| Data to use |
╭──
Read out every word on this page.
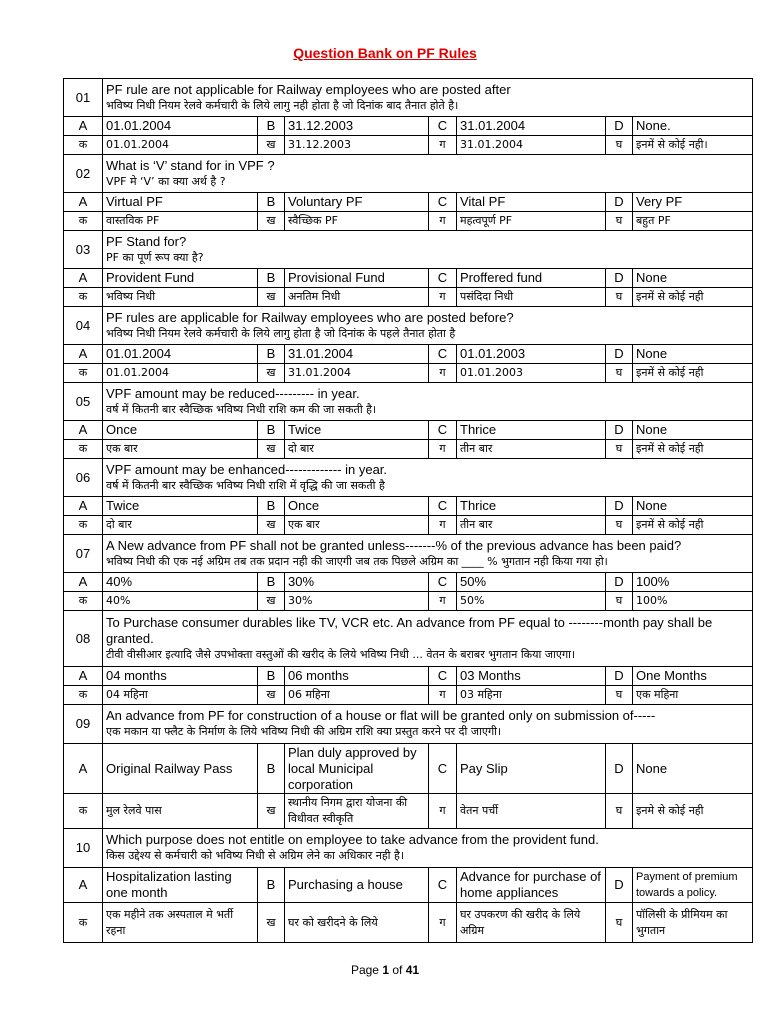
Question Bank on PF Rules
01	PF rule are not applicable for Railway employees who are posted after
भविष्य निधी नियम रेलवे कर्मचारी के लिये लागु नही होता है जो दिनांक बाद तैनात होते है।						

A	01.01.2004	B	31.12.2003	C	31.01.2004	D	None.
क	01.01.2004	ख	31.12.2003	ग	31.01.2004	घ	इनमें से कोई नही।
02	What is ‘V’ stand for in VPF ?
VPF मे ‘V’ का क्या अर्थ है ?						

A	Virtual PF	B	Voluntary PF	C	Vital PF	D	Very PF
क	वास्तविक PF	ख	स्वैच्छिक PF	ग	महत्वपूर्ण PF	घ	बहुत PF
03	PF Stand for?
PF का पूर्ण रूप क्या है?						

A	Provident Fund	B	Provisional Fund	C	Proffered fund	D	None
क	भविष्य निधी	ख	अनतिम निधी	ग	पसंदिदा निधी	घ	इनमें से कोई नही
04	PF rules are applicable for Railway employees who are posted before?
भविष्य निधी नियम रेलवे कर्मचारी के लिये लागु होता है जो दिनांक के पहले तैनात होता है						

A	01.01.2004	B	31.01.2004	C	01.01.2003	D	None
क	01.01.2004	ख	31.01.2004	ग	01.01.2003	घ	इनमें से कोई नही
05	VPF amount may be reduced--------- in year.
वर्ष में कितनी बार स्वैच्छिक भविष्य निधी राशि कम की जा सकती है।						

A	Once	B	Twice	C	Thrice	D	None
क	एक बार	ख	दो बार	ग	तीन बार	घ	इनमें से कोई नही
06	VPF amount may be enhanced------------- in year.
वर्ष में कितनी बार स्वैच्छिक भविष्य निधी राशि में वृद्धि की जा सकती है						

A	Twice	B	Once	C	Thrice	D	None
क	दो बार	ख	एक बार	ग	तीन बार	घ	इनमें से कोई नही
07	A New advance from PF shall not be granted unless-------% of the previous advance has been paid?
भविष्य निधी की एक नई अग्रिम तब तक प्रदान नही की जाएगी जब तक पिछले अग्रिम का ____ % भुगतान नही किया गया हो।						

A	40%	B	30%	C	50%	D	100%
क	40%	ख	30%	ग	50%	घ	100%
08	To Purchase consumer durables like TV, VCR etc. An advance from PF equal to --------month pay shall be granted.
टीवी वीसीआर इत्यादि जैसे उपभोक्ता वस्तुओं की खरीद के लिये भविष्य निधी ... वेतन के बराबर भुगतान किया जाएगा।						

A	04 months	B	06 months	C	03 Months	D	One Months
क	04 महिना	ख	06 महिना	ग	03 महिना	घ	एक महिना
09	An advance from PF for construction of a house or flat will be granted only on submission of-----
एक मकान या फ्लैट के निर्माण के लिये भविष्य निधी की अग्रिम राशि क्या प्रस्तुत करने पर दी जाएगी।						

A	Original Railway Pass	B	Plan duly approved by local Municipal corporation	C	Pay Slip	D	None
क	मुल रेलवे पास	ख	स्थानीय निगम द्वारा योजना की विधीवत स्वीकृति	ग	वेतन पर्ची	घ	इनमे से कोई नही
10	Which purpose does not entitle on employee to take advance from the provident fund.
किस उद्देश्य से कर्मचारी को भविष्य निधी से अग्रिम लेने का अधिकार नही है।						

A	Hospitalization lasting one month	B	Purchasing a house	C	Advance for purchase of home appliances	D	Payment of premium towards a policy.
क	एक महीने तक अस्पताल मे भर्ती रहना	ख	घर को खरीदने के लिये	ग	घर उपकरण की खरीद के लिये अग्रिम	घ	पॉलिसी के प्रीमियम का भुगतान
Page 1 of 41
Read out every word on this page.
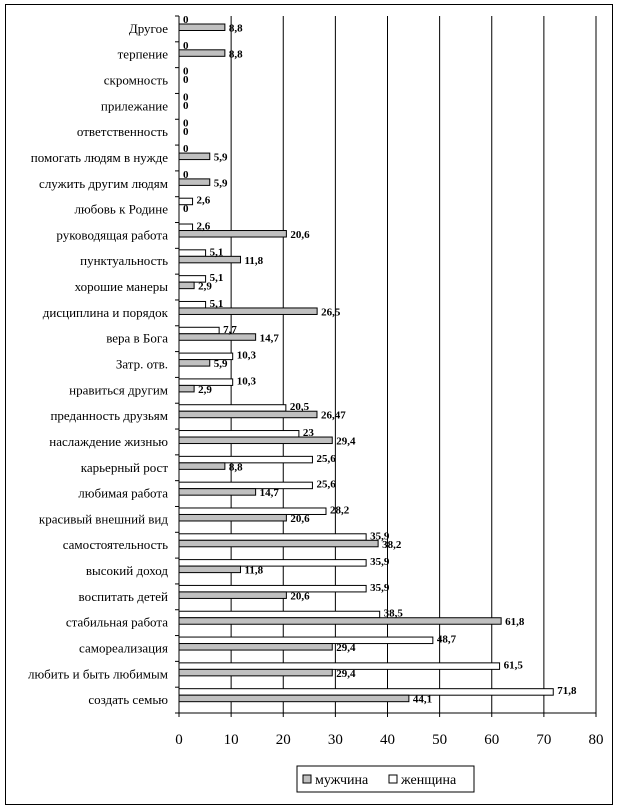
0	10 20 30 40 50 60 70 80
Другое
0
8,8
терпение
0
8,8
скромность
0
0
прилежание
0
0
ответственность
0
0
помогать людям в нужде
0
5,9
служить другим людям
0
5,9
любовь к Родине
2,6
0
руководящая работа
2,6
20,6
пунктуальность
5,1
11,8
хорошие манеры
5,1
2,9
дисциплина и порядок
5,1
26,5
вера в Бога
7,7
14,7
Затр. отв.
10,3
5,9
нравиться другим
10,3
2,9
преданность друзьям
20,5
26,47
наслаждение жизнью
23
29,4
карьерный рост
25,6
8,8
любимая работа
25,6
14,7
красивый внешний вид
28,2
20,6
самостоятельность
35,9
38,2
высокий доход
35,9
11,8
воспитать детей
35,9
20,6
стабильная работа
38,5
61,8
самореализация
48,7
29,4
любить и быть любимым
61,5
29,4
создать семью
71,8
44,1
мужчина женщина
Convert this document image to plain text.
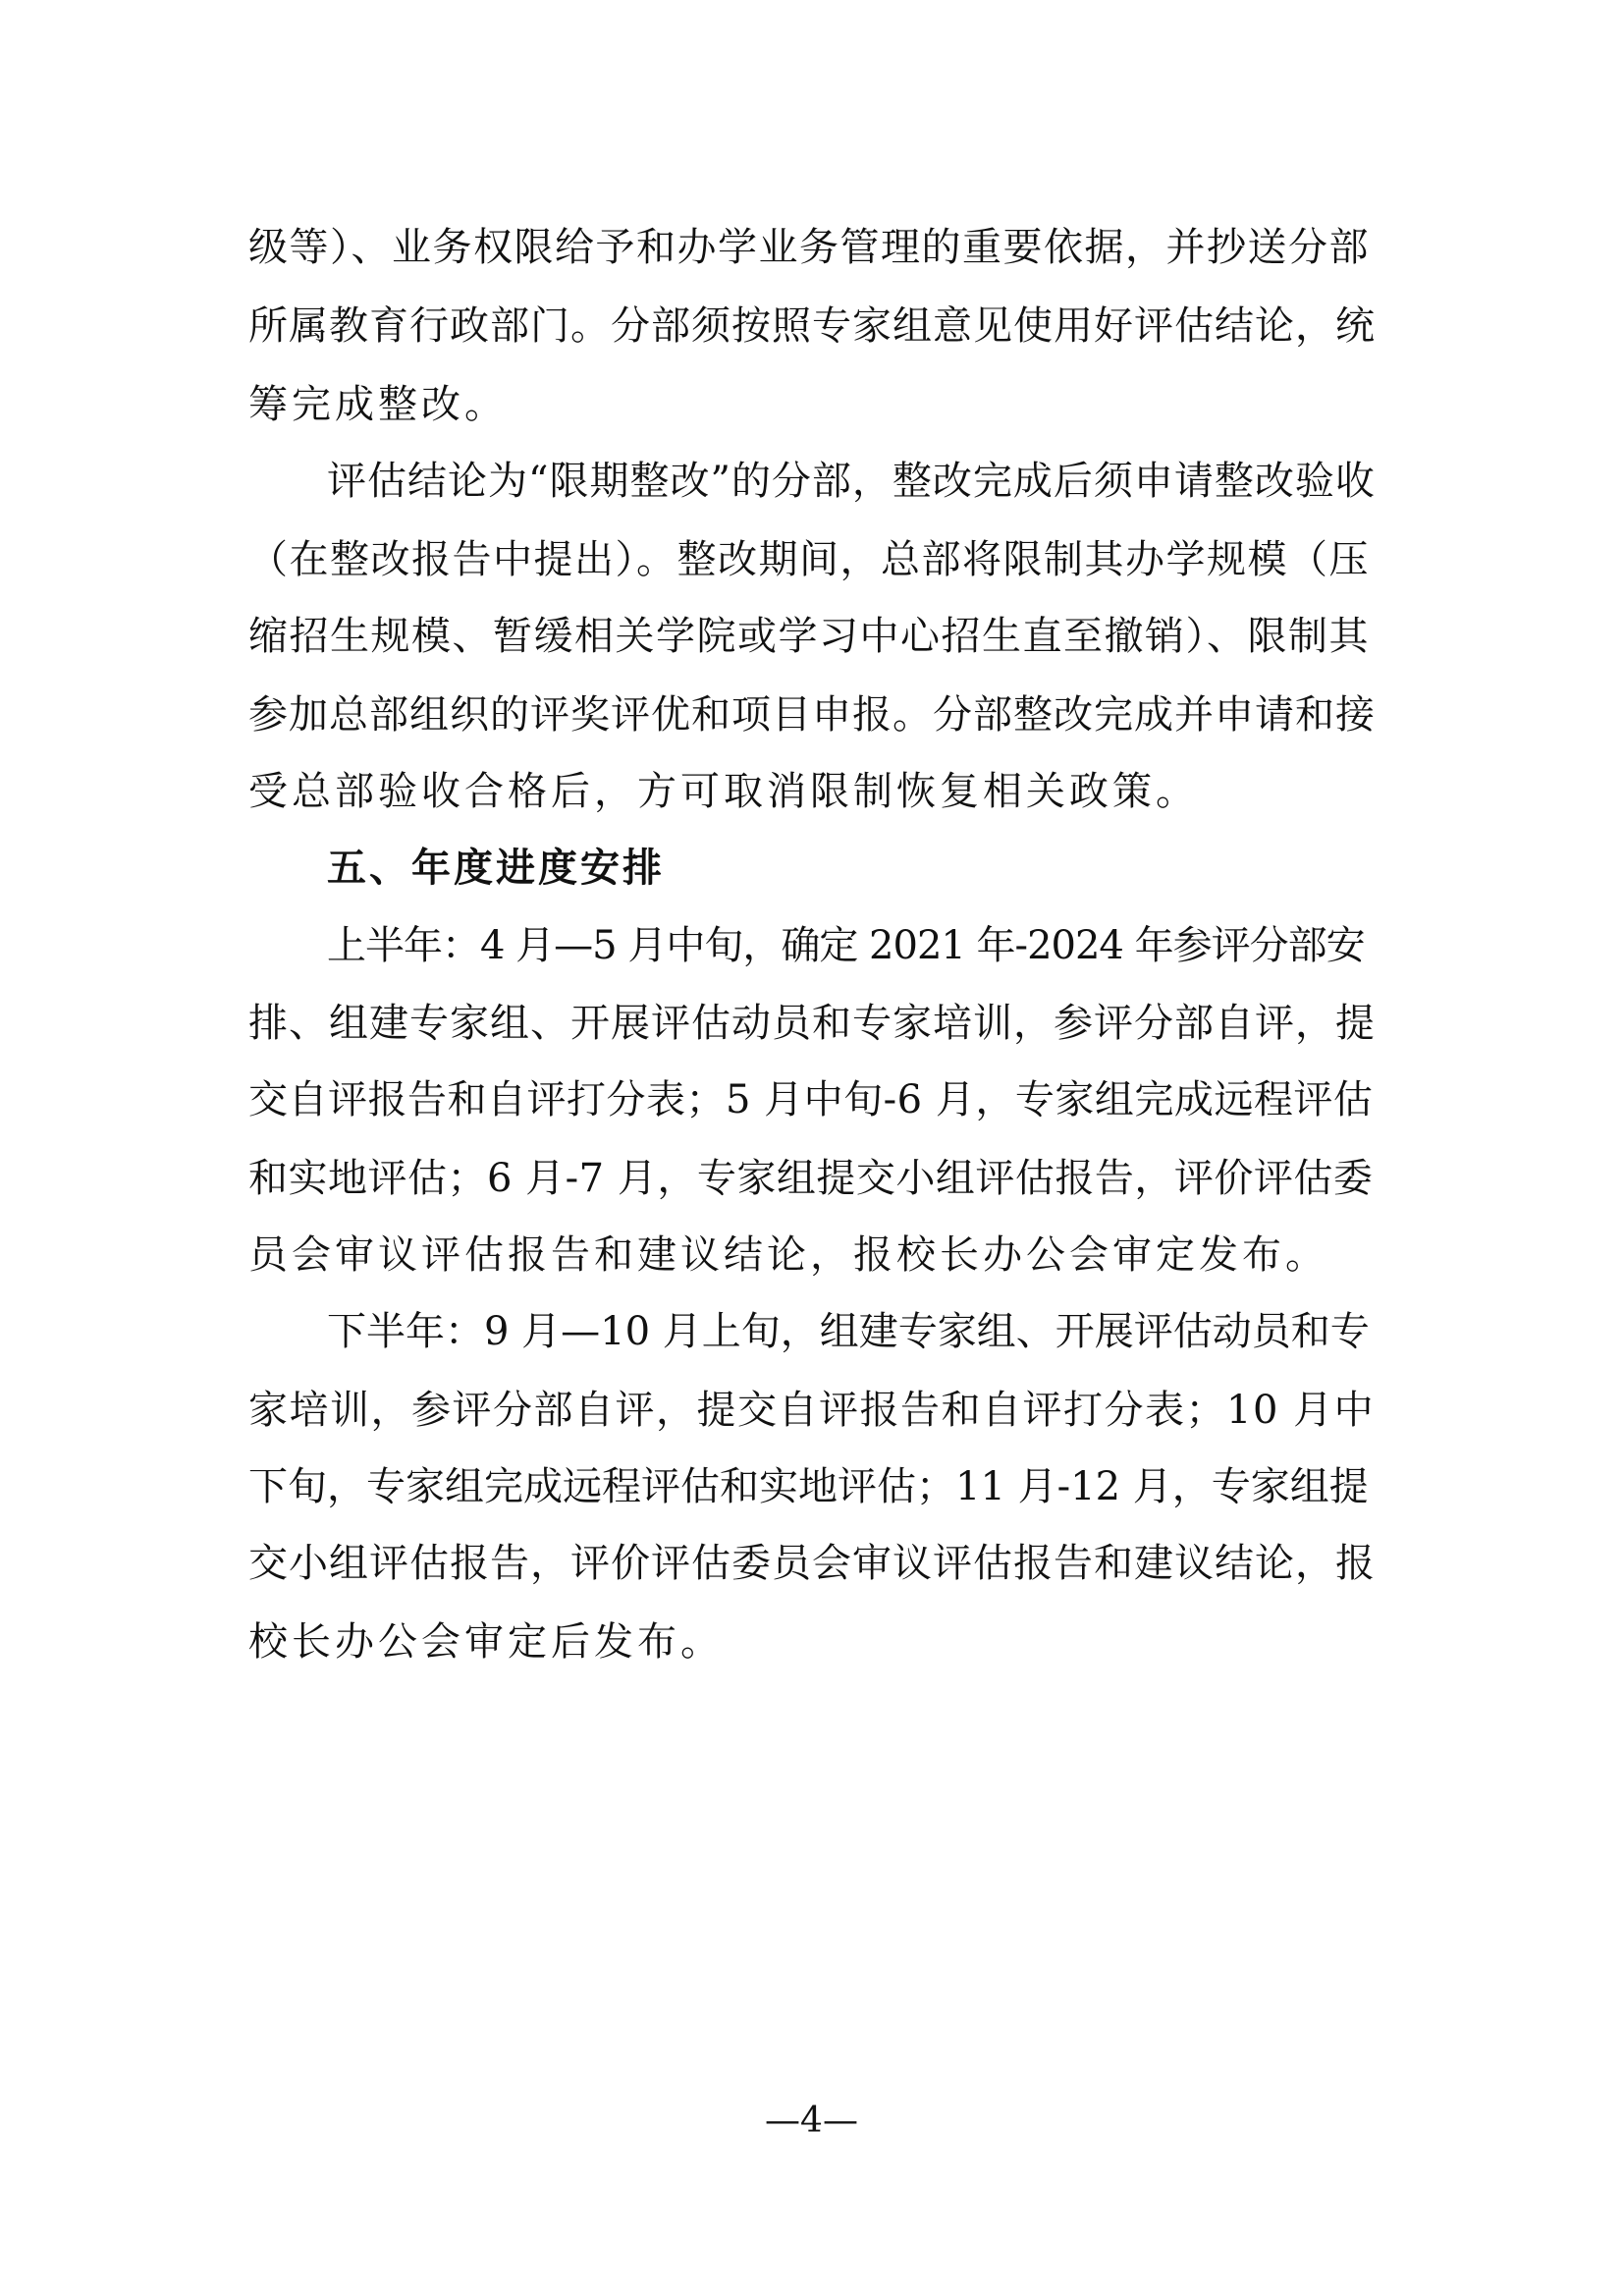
级等）、业务权限给予和办学业务管理的重要依据，并抄送分部
所属教育行政部门。分部须按照专家组意见使用好评估结论，统
筹完成整改。
评估结论为“限期整改”的分部，整改完成后须申请整改验收
（在整改报告中提出）。整改期间，总部将限制其办学规模（压
缩招生规模、暂缓相关学院或学习中心招生直至撤销）、限制其
参加总部组织的评奖评优和项目申报。分部整改完成并申请和接
受总部验收合格后，方可取消限制恢复相关政策。
五、年度进度安排
上半年：4 月—5 月中旬，确定 2021 年-2024 年参评分部安
排、组建专家组、开展评估动员和专家培训，参评分部自评，提
交自评报告和自评打分表；5 月中旬-6 月，专家组完成远程评估
和实地评估；6 月-7 月，专家组提交小组评估报告，评价评估委
员会审议评估报告和建议结论，报校长办公会审定发布。
下半年：9 月—10 月上旬，组建专家组、开展评估动员和专
家培训，参评分部自评，提交自评报告和自评打分表；10 月中
下旬，专家组完成远程评估和实地评估；11 月-12 月，专家组提
交小组评估报告，评价评估委员会审议评估报告和建议结论，报
校长办公会审定后发布。
—4—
╰──
| Directive |
Exactly as written, return every line of the listing, but not the pictures.

| Final answer |
Read out every word on this page.
Question Bank on PF Rules
01	PF rule are not applicable for Railway employees who are posted after
भविष्य निधी नियम रेलवे कर्मचारी के लिये लागु नही होता है जो दिनांक बाद तैनात होते है।						

A	01.01.2004	B	31.12.2003	C	31.01.2004	D	None.
क	01.01.2004	ख	31.12.2003	ग	31.01.2004	घ	इनमें से कोई नही।
02	What is ‘V’ stand for in VPF ?
VPF मे ‘V’ का क्या अर्थ है ?						

A	Virtual PF	B	Voluntary PF	C	Vital PF	D	Very PF
क	वास्तविक PF	ख	स्वैच्छिक PF	ग	महत्वपूर्ण PF	घ	बहुत PF
03	PF Stand for?
PF का पूर्ण रूप क्या है?						

A	Provident Fund	B	Provisional Fund	C	Proffered fund	D	None
क	भविष्य निधी	ख	अनतिम निधी	ग	पसंदिदा निधी	घ	इनमें से कोई नही
04	PF rules are applicable for Railway employees who are posted before?
भविष्य निधी नियम रेलवे कर्मचारी के लिये लागु होता है जो दिनांक के पहले तैनात होता है						

A	01.01.2004	B	31.01.2004	C	01.01.2003	D	None
क	01.01.2004	ख	31.01.2004	ग	01.01.2003	घ	इनमें से कोई नही
05	VPF amount may be reduced--------- in year.
वर्ष में कितनी बार स्वैच्छिक भविष्य निधी राशि कम की जा सकती है।						

A	Once	B	Twice	C	Thrice	D	None
क	एक बार	ख	दो बार	ग	तीन बार	घ	इनमें से कोई नही
06	VPF amount may be enhanced------------- in year.
वर्ष में कितनी बार स्वैच्छिक भविष्य निधी राशि में वृद्धि की जा सकती है						

A	Twice	B	Once	C	Thrice	D	None
क	दो बार	ख	एक बार	ग	तीन बार	घ	इनमें से कोई नही
07	A New advance from PF shall not be granted unless-------% of the previous advance has been paid?
भविष्य निधी की एक नई अग्रिम तब तक प्रदान नही की जाएगी जब तक पिछले अग्रिम का ____ % भुगतान नही किया गया हो।						

A	40%	B	30%	C	50%	D	100%
क	40%	ख	30%	ग	50%	घ	100%
08	To Purchase consumer durables like TV, VCR etc. An advance from PF equal to --------month pay shall be granted.
टीवी वीसीआर इत्यादि जैसे उपभोक्ता वस्तुओं की खरीद के लिये भविष्य निधी ... वेतन के बराबर भुगतान किया जाएगा।						

A	04 months	B	06 months	C	03 Months	D	One Months
क	04 महिना	ख	06 महिना	ग	03 महिना	घ	एक महिना
09	An advance from PF for construction of a house or flat will be granted only on submission of-----
एक मकान या फ्लैट के निर्माण के लिये भविष्य निधी की अग्रिम राशि क्या प्रस्तुत करने पर दी जाएगी।						

A	Original Railway Pass	B	Plan duly approved by local Municipal corporation	C	Pay Slip	D	None
क	मुल रेलवे पास	ख	स्थानीय निगम द्वारा योजना की विधीवत स्वीकृति	ग	वेतन पर्ची	घ	इनमे से कोई नही
10	Which purpose does not entitle on employee to take advance from the provident fund.
किस उद्देश्य से कर्मचारी को भविष्य निधी से अग्रिम लेने का अधिकार नही है।						

A	Hospitalization lasting one month	B	Purchasing a house	C	Advance for purchase of home appliances	D	Payment of premium towards a policy.
क	एक महीने तक अस्पताल मे भर्ती रहना	ख	घर को खरीदने के लिये	ग	घर उपकरण की खरीद के लिये अग्रिम	घ	पॉलिसी के प्रीमियम का भुगतान
Page 1 of 41
Read out every word on this page.
0	10 20 30 40 50 60 70 80
Другое
0
8,8
терпение
0
8,8
скромность
0
0
прилежание
0
0
ответственность
0
0
помогать людям в нужде
0
5,9
служить другим людям
0
5,9
любовь к Родине
2,6
0
руководящая работа
2,6
20,6
пунктуальность
5,1
11,8
хорошие манеры
5,1
2,9
дисциплина и порядок
5,1
26,5
вера в Бога
7,7
14,7
Затр. отв.
10,3
5,9
нравиться другим
10,3
2,9
преданность друзьям
20,5
26,47
наслаждение жизнью
23
29,4
карьерный рост
25,6
8,8
любимая работа
25,6
14,7
красивый внешний вид
28,2
20,6
самостоятельность
35,9
38,2
высокий доход
35,9
11,8
воспитать детей
35,9
20,6
стабильная работа
38,5
61,8
самореализация
48,7
29,4
любить и быть любимым
61,5
29,4
создать семью
71,8
44,1
мужчина женщина
Convert this document image to plain text.
级等）、业务权限给予和办学业务管理的重要依据，并抄送分部
所属教育行政部门。分部须按照专家组意见使用好评估结论，统
筹完成整改。
评估结论为“限期整改”的分部，整改完成后须申请整改验收
（在整改报告中提出）。整改期间，总部将限制其办学规模（压
缩招生规模、暂缓相关学院或学习中心招生直至撤销）、限制其
参加总部组织的评奖评优和项目申报。分部整改完成并申请和接
受总部验收合格后，方可取消限制恢复相关政策。
五、年度进度安排
上半年：4 月—5 月中旬，确定 2021 年-2024 年参评分部安
排、组建专家组、开展评估动员和专家培训，参评分部自评，提
交自评报告和自评打分表；5 月中旬-6 月，专家组完成远程评估
和实地评估；6 月-7 月，专家组提交小组评估报告，评价评估委
员会审议评估报告和建议结论，报校长办公会审定发布。
下半年：9 月—10 月上旬，组建专家组、开展评估动员和专
家培训，参评分部自评，提交自评报告和自评打分表；10 月中
下旬，专家组完成远程评估和实地评估；11 月-12 月，专家组提
交小组评估报告，评价评估委员会审议评估报告和建议结论，报
校长办公会审定后发布。
—4—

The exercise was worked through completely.